Your instructions =>
Sift the material for lines containing "text", and return them.

Task data =>
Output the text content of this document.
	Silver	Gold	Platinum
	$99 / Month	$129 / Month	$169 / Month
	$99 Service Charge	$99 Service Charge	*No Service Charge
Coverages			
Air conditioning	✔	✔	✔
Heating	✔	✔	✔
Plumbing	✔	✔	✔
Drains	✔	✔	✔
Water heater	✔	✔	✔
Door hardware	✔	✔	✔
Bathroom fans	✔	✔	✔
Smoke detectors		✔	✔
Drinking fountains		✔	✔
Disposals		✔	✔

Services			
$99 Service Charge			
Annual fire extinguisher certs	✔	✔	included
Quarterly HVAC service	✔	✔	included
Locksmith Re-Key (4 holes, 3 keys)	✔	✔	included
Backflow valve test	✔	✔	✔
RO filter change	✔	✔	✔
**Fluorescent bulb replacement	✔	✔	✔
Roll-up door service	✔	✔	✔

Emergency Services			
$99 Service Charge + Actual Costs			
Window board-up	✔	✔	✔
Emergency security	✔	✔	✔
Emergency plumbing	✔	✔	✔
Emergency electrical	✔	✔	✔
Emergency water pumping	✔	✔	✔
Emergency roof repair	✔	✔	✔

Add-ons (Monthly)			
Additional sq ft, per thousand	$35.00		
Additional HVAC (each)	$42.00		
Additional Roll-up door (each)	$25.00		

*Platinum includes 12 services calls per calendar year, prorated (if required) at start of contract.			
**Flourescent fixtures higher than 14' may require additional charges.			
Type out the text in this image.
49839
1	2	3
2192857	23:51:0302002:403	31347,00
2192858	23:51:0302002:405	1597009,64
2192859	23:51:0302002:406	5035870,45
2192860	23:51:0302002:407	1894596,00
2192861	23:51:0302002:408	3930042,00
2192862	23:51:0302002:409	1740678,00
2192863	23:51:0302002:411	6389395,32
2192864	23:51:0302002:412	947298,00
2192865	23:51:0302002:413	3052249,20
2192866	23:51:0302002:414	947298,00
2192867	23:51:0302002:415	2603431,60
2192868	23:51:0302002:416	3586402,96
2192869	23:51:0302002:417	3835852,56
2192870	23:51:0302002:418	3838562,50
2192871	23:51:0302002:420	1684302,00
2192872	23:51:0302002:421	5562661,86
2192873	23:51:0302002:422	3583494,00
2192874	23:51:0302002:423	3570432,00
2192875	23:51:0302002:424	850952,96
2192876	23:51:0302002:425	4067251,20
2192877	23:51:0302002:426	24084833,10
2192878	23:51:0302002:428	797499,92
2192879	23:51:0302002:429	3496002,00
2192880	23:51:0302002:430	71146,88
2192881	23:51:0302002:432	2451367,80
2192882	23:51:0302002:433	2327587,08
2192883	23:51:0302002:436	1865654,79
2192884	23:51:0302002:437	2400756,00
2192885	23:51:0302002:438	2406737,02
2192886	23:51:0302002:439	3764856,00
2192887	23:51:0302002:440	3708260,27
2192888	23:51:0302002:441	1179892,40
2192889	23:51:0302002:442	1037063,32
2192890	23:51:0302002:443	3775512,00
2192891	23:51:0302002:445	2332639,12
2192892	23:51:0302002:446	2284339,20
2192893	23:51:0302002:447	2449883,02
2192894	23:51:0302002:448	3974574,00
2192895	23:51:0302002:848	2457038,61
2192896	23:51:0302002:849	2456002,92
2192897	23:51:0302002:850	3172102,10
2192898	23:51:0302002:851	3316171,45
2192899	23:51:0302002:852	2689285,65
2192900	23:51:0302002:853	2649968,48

Written reply =>
Output the text content of this document.
Type out the text in this image.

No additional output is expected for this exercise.